本文 -
%%

ポピュラーカルチャー原論[講義(学部共通)]

担当者: 斎藤光

 この講義では、はじめに、大学の講義などについて大まかな説明する。また、講義を理解し定着させる方法としての「ノート」と、講義を踏まえてリサーチしたり考えたりすることによってまとめる「レポート」についてのルールや方法を説明する。ただし「ノート」や「レポート」に関してより詳しくは「大学入門」で扱う。
 続いて、「文化」とは何かを提示し説明する。それを踏まえて、ポピュラーカルチャー(あるいは大衆文化)とはどのようなものであるかについて概説する。まず、原理的に、カテゴリー、世界、私、自然などの基本的な構図について具体例を交えて解説する。

%%

練習問題 -
1. 本文によると、「ノート」や「レポート」についてより詳しく扱うのはどの講義か。
2. 本文の「この講義では、はじめに、大学」から「いて具体例を交えて解説する。」までを、一字も変えずに書き写せ。
本文だけを手がかりにすること。

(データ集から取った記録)
%%

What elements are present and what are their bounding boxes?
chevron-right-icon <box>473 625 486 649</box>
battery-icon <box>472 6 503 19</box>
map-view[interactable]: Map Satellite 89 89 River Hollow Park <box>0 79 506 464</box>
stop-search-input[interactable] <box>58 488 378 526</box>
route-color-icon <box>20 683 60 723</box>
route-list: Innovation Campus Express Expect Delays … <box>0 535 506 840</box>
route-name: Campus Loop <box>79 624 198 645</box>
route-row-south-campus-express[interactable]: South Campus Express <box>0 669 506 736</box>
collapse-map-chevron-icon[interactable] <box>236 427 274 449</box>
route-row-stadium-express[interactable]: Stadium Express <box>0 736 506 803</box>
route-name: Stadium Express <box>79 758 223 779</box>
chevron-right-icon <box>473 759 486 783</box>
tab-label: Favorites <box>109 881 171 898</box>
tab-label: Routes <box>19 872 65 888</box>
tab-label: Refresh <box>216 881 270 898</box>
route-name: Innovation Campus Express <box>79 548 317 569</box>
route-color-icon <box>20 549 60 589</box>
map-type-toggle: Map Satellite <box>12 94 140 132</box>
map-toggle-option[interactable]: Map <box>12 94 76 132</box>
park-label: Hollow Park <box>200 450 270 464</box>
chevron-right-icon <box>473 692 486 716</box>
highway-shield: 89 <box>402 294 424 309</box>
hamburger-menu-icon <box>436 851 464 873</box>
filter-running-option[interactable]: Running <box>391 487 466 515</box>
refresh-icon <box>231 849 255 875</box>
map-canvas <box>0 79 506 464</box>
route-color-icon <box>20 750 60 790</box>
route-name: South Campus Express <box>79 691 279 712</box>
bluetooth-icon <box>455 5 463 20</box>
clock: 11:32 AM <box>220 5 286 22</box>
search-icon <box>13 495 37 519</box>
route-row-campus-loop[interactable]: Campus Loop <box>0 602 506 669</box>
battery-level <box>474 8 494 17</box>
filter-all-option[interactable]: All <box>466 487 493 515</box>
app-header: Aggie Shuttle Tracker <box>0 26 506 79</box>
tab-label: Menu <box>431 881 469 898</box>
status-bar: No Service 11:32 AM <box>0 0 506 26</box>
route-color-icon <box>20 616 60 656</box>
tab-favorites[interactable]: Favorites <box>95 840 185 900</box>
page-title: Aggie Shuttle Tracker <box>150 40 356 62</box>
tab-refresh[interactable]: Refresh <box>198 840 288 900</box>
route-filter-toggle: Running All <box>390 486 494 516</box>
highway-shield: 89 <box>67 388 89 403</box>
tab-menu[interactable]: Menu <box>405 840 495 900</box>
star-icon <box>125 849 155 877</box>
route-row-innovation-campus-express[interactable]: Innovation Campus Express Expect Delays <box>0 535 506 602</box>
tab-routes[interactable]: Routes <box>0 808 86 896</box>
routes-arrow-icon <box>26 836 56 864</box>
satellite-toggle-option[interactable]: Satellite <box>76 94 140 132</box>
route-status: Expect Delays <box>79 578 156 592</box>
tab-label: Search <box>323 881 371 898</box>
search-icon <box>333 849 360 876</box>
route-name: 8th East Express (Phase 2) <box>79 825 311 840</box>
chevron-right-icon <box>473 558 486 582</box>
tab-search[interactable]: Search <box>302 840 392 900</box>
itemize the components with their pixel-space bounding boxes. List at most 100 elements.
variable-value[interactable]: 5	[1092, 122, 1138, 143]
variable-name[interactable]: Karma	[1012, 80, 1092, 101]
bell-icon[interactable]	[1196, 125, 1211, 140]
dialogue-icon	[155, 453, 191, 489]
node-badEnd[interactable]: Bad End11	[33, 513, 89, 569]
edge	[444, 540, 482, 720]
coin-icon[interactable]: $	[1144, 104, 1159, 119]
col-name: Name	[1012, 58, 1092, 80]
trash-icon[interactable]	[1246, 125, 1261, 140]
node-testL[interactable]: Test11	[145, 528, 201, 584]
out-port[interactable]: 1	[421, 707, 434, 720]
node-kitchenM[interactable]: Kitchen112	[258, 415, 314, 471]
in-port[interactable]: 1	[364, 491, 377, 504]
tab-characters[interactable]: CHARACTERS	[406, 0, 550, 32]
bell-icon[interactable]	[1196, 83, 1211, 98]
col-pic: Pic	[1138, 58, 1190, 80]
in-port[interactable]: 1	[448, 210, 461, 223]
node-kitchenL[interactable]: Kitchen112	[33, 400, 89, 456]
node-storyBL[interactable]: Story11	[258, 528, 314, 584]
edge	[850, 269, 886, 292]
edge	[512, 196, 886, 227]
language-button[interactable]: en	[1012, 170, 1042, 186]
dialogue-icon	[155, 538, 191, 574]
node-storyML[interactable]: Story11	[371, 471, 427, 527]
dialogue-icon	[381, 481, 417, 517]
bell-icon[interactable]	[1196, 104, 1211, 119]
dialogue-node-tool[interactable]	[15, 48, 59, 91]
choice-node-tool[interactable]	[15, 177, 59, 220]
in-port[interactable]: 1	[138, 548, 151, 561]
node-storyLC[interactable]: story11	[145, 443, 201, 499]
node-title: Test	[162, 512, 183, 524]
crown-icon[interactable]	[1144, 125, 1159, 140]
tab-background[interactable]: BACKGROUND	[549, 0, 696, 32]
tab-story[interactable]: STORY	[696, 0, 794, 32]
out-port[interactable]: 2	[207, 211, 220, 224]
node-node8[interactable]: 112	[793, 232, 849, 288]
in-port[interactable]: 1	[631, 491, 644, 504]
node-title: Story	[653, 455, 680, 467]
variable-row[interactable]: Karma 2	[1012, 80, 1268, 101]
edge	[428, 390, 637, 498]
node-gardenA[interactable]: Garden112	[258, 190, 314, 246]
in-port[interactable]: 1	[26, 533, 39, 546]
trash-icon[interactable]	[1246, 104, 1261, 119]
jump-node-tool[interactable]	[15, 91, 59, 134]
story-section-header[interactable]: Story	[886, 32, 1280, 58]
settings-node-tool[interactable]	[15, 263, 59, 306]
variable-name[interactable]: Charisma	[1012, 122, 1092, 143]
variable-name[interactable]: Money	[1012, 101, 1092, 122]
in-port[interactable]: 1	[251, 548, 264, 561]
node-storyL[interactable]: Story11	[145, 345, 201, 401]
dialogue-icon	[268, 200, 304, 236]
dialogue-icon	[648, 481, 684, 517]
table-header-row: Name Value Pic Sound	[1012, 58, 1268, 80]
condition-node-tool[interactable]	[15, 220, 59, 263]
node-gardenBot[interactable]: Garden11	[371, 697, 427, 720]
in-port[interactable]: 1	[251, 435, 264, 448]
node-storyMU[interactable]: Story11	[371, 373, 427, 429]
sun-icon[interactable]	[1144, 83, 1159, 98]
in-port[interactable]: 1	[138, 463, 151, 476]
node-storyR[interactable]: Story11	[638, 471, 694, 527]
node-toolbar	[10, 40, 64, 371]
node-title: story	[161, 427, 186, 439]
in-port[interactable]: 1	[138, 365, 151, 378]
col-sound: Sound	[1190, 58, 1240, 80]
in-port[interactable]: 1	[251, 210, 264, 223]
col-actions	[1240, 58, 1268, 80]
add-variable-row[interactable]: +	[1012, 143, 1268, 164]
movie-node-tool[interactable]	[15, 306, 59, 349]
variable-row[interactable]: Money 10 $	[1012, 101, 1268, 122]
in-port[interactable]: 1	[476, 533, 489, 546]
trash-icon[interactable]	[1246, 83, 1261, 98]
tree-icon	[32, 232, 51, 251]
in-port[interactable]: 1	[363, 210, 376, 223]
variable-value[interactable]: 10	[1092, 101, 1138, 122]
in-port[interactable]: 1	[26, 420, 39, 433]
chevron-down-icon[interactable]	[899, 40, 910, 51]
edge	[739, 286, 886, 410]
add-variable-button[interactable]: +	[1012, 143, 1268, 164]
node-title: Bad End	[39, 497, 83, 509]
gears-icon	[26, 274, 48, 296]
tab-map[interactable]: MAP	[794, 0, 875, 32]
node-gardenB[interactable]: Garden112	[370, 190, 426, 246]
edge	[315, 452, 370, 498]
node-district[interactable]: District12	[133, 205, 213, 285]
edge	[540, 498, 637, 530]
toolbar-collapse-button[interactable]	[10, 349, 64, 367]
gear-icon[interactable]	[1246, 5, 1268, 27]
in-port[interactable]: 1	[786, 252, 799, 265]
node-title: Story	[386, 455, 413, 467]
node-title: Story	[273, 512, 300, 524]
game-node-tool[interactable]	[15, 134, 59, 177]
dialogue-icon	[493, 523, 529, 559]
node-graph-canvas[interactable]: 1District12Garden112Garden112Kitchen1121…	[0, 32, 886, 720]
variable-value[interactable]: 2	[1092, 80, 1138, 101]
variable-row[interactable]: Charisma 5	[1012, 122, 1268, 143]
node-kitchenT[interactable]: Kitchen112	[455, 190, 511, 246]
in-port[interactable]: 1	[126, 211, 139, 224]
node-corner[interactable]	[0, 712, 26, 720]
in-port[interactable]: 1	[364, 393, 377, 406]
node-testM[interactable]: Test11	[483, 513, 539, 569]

%%

解答一覧 -
1. 「大学入門」

2.
この講義では、はじめに、大学の講義などについて大まかな説明する。また、講義を理解し定着させる方法としての「ノート」と、講義を踏まえてリサーチしたり考えたりすることによってまとめる「レポート」についてのルールや方法を説明する。ただし「ノート」や「レポート」に関してより詳しくは「大学入門」で扱う。
 続いて、「文化」とは何かを提示し説明する。それを踏まえて、ポピュラーカルチャー(あるいは大衆文化)とはどのようなものであるかについて概説する。まず、原理的に、カテゴリー、世界、私、自然などの基本的な構図について具体例を交えて解説する。